#### Task to complete
Search the data below for the word "switched" and copy each line that holds it.

---+---

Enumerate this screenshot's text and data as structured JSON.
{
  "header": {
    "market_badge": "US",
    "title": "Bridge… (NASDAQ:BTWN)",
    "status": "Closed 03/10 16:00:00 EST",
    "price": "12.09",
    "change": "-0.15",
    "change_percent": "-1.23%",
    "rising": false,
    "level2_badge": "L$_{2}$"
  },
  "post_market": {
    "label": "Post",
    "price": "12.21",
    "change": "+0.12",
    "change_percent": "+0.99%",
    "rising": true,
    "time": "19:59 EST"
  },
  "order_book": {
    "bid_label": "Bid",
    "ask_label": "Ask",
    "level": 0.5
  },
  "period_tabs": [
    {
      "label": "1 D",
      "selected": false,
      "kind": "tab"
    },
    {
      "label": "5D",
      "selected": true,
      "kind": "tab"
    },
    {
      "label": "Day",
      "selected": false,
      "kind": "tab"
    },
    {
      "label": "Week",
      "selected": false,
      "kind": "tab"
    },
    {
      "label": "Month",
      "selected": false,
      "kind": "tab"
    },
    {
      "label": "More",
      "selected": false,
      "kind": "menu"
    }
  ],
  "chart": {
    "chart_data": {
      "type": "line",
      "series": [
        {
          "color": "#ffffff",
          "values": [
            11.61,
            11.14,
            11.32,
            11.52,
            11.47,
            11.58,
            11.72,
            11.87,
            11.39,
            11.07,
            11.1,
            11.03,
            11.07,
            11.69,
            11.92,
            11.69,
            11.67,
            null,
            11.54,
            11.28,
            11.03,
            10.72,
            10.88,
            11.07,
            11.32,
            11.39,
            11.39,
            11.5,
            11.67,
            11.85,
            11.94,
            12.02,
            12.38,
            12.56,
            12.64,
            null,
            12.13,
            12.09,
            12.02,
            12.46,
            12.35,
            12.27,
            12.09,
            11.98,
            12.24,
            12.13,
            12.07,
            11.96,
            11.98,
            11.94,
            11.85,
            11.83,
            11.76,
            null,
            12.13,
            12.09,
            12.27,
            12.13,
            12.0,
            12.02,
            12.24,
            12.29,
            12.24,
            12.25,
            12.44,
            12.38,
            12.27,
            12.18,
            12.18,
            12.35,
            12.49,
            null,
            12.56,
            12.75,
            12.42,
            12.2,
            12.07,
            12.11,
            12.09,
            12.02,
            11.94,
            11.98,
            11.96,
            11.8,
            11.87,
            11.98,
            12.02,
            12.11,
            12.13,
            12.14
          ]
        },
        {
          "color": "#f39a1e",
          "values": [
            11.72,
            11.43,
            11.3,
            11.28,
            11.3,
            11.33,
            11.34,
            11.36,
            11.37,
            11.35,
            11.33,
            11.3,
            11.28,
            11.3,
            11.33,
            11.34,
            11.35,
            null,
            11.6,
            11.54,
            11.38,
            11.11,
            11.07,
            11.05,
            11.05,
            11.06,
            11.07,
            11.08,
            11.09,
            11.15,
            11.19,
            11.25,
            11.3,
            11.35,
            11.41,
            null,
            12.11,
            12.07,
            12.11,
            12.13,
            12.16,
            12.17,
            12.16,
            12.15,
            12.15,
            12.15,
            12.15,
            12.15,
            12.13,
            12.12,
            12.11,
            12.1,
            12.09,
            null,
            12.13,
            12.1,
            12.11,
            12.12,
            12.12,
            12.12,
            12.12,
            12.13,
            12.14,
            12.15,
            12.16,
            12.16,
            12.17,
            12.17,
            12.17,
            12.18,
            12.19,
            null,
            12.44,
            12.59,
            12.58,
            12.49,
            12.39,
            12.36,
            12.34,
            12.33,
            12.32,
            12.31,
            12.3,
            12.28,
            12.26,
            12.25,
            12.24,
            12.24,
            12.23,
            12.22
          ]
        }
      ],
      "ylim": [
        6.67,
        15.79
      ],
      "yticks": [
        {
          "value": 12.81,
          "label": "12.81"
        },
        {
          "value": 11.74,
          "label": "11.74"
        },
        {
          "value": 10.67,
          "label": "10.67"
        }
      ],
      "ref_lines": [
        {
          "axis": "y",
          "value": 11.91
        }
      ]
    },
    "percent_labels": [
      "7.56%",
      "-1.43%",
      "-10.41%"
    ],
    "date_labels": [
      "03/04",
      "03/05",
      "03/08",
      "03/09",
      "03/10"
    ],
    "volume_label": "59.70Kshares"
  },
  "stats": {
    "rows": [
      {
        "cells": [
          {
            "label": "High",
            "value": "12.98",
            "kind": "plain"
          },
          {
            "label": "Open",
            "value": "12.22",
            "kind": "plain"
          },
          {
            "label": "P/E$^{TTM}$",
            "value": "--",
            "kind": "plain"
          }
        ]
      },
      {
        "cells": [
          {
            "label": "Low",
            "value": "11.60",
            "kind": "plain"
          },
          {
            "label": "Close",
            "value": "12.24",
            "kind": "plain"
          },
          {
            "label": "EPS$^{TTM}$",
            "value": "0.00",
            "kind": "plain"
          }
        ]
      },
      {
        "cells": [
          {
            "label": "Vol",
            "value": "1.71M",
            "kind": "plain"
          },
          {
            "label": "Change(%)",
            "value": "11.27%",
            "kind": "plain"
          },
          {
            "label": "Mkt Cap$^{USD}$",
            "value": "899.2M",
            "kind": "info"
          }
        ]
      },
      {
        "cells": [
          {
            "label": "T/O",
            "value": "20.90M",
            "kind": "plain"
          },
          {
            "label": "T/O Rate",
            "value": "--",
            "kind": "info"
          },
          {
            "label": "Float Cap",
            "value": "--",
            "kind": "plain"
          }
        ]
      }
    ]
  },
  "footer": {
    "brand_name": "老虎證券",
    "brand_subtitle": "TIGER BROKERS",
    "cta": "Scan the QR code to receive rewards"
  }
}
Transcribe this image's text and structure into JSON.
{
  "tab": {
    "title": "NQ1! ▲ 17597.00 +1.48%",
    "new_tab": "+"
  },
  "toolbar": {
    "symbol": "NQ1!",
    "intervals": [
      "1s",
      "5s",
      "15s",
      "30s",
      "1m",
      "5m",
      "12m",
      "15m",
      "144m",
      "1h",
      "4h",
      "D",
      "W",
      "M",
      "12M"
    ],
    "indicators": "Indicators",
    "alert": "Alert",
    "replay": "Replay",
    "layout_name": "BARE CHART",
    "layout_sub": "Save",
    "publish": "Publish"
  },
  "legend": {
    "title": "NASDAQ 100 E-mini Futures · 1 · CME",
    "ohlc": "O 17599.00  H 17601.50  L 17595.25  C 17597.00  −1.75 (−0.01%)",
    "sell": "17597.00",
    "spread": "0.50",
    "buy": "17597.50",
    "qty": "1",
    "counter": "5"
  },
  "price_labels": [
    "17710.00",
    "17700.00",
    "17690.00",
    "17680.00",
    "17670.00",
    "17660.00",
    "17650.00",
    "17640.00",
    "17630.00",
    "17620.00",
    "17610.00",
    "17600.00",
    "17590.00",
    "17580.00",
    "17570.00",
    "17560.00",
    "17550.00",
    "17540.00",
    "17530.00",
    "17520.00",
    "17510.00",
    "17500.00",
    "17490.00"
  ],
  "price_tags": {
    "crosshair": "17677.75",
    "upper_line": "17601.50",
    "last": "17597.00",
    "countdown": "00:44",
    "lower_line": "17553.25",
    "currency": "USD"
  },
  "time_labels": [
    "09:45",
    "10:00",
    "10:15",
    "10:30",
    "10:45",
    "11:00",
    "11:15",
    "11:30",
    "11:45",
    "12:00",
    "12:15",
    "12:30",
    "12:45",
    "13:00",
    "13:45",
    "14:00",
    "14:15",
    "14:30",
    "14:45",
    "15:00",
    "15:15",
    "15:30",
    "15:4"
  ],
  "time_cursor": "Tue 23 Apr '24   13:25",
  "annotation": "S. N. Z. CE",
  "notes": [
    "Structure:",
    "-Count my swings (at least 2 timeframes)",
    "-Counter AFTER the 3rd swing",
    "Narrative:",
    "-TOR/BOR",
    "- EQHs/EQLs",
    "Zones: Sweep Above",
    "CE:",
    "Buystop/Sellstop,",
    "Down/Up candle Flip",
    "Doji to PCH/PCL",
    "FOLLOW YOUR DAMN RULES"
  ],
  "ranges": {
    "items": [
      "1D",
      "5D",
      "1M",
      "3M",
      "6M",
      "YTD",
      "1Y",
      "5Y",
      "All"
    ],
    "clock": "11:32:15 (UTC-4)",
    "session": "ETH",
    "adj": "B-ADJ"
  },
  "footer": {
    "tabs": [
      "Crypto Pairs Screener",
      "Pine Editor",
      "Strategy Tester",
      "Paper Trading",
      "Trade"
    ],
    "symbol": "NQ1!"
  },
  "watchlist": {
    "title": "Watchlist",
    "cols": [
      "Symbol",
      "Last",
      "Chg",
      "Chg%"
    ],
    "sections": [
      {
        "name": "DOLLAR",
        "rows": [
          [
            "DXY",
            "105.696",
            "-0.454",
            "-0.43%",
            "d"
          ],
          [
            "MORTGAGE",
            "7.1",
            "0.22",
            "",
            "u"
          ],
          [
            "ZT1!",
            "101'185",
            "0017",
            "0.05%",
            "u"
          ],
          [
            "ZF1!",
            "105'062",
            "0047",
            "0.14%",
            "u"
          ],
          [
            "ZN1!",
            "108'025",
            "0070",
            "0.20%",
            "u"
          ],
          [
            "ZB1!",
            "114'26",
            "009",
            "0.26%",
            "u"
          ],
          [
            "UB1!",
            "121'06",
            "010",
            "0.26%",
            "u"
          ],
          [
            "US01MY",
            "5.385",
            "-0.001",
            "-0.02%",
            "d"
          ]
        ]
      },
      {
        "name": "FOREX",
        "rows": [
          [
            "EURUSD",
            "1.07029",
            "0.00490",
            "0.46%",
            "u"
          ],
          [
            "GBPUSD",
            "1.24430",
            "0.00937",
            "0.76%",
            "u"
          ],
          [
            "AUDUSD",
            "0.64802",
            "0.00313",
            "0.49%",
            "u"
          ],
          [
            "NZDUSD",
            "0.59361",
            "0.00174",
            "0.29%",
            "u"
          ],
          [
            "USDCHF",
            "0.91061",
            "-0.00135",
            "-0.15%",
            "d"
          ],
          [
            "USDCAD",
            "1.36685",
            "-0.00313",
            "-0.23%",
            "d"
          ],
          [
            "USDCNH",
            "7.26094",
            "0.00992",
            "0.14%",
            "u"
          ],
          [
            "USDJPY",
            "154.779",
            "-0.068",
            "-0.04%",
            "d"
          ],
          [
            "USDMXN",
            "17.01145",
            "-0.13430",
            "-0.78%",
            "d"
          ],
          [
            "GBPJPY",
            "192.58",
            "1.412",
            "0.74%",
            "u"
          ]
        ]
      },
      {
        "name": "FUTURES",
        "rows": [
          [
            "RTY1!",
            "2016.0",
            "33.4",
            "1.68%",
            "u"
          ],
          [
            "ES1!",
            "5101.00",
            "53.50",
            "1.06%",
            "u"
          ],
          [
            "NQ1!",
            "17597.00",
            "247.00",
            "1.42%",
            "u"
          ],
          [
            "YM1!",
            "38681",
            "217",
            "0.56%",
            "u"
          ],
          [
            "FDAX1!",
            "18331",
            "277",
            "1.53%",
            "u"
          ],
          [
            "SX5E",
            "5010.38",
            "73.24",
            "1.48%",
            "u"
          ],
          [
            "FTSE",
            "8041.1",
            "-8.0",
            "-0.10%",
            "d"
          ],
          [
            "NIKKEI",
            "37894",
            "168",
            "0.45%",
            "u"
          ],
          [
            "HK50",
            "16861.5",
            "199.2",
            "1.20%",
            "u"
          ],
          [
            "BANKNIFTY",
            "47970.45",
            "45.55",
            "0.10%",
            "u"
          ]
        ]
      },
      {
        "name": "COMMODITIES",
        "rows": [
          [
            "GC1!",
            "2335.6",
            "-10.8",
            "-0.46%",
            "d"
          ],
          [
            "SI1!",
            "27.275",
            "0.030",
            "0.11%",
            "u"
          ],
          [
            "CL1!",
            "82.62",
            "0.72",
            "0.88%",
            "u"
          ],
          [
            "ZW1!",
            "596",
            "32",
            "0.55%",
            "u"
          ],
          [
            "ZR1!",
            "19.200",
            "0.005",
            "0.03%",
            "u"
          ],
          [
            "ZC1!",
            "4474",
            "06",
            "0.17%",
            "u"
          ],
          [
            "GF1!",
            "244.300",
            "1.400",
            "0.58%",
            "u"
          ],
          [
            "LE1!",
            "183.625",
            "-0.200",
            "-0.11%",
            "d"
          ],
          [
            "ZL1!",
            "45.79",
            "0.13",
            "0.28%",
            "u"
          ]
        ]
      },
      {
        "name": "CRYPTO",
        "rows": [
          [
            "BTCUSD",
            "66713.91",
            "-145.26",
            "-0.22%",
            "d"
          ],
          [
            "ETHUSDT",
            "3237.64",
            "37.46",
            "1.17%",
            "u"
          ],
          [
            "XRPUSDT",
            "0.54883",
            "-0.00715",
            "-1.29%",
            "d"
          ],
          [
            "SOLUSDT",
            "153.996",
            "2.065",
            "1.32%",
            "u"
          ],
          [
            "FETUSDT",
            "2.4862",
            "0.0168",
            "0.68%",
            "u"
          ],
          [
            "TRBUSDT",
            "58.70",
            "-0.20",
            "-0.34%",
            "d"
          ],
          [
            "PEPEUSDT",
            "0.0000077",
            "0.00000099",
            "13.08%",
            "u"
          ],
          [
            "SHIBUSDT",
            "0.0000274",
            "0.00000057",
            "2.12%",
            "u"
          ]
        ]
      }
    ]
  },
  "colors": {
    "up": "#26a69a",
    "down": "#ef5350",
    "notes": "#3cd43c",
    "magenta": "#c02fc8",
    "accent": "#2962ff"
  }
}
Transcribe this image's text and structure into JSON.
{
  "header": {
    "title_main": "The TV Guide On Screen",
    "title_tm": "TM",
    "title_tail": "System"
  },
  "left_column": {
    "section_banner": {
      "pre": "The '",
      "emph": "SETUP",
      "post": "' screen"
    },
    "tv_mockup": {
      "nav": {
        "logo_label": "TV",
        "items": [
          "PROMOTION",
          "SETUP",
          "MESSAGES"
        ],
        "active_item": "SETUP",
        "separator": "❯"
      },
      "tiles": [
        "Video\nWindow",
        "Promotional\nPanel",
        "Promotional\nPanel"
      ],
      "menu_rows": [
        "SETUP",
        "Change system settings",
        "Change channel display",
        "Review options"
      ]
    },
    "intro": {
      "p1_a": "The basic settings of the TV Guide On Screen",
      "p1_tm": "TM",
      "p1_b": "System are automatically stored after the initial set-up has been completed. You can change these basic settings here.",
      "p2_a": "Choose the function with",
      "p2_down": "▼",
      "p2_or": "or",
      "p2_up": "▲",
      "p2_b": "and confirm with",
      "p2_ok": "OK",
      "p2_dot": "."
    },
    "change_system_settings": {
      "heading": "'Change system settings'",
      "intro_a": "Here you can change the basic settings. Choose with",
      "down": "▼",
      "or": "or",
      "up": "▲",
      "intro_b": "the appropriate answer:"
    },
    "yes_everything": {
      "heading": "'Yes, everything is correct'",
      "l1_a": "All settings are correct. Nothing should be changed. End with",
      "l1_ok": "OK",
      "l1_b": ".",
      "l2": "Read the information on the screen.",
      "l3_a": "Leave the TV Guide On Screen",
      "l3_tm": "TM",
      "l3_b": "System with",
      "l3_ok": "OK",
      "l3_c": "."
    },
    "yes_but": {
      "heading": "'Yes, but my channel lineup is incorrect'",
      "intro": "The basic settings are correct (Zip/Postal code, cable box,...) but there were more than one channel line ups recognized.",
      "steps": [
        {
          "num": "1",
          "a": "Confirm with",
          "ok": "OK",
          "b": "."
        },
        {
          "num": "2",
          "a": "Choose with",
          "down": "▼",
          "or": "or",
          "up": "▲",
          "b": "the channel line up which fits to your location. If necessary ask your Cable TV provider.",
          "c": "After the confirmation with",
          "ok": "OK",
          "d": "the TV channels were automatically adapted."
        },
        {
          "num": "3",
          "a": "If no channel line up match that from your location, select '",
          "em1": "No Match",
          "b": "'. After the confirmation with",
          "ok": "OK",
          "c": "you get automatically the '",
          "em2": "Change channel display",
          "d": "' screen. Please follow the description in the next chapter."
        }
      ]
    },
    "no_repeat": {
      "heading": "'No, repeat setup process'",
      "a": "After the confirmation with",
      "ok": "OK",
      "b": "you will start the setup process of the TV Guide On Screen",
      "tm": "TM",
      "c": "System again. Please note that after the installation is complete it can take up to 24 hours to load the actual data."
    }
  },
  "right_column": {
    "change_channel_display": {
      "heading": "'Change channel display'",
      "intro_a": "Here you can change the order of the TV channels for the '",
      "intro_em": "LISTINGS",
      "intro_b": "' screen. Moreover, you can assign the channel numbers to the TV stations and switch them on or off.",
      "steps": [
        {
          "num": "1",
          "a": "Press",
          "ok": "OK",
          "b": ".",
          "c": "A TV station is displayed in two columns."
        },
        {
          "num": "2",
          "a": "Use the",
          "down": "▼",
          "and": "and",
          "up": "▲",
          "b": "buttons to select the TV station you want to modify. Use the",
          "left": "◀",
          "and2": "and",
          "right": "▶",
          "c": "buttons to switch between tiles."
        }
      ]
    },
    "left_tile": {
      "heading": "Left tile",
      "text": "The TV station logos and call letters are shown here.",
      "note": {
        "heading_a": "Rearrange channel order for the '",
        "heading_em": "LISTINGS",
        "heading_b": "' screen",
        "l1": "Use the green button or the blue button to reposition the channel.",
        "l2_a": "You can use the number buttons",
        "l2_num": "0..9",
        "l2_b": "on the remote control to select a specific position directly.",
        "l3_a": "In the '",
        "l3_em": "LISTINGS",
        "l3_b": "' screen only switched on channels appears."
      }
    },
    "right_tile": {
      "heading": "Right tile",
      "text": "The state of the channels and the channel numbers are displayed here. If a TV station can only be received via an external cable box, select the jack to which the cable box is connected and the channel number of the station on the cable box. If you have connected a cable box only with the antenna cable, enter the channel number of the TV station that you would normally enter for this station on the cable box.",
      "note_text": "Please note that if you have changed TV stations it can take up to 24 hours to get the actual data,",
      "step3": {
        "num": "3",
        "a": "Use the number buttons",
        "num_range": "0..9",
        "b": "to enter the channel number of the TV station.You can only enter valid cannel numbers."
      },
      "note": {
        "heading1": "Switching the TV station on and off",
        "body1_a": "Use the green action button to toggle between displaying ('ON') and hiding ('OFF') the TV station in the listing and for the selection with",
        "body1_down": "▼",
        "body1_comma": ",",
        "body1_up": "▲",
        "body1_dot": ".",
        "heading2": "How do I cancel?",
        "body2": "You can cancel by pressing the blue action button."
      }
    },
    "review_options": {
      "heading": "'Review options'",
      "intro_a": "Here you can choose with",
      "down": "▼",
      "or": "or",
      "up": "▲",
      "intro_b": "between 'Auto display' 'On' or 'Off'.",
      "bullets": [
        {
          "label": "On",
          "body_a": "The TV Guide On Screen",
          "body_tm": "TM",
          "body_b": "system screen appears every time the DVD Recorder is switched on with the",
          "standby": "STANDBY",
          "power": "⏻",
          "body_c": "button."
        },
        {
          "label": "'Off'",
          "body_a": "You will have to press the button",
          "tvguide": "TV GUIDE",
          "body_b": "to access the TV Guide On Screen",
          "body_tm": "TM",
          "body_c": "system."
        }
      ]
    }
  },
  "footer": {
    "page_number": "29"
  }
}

---+---

#### Answer to the exercise
        "l3_b": "' screen only switched on channels appears."
          "body_b": "system screen appears every time the DVD Recorder is switched on with the",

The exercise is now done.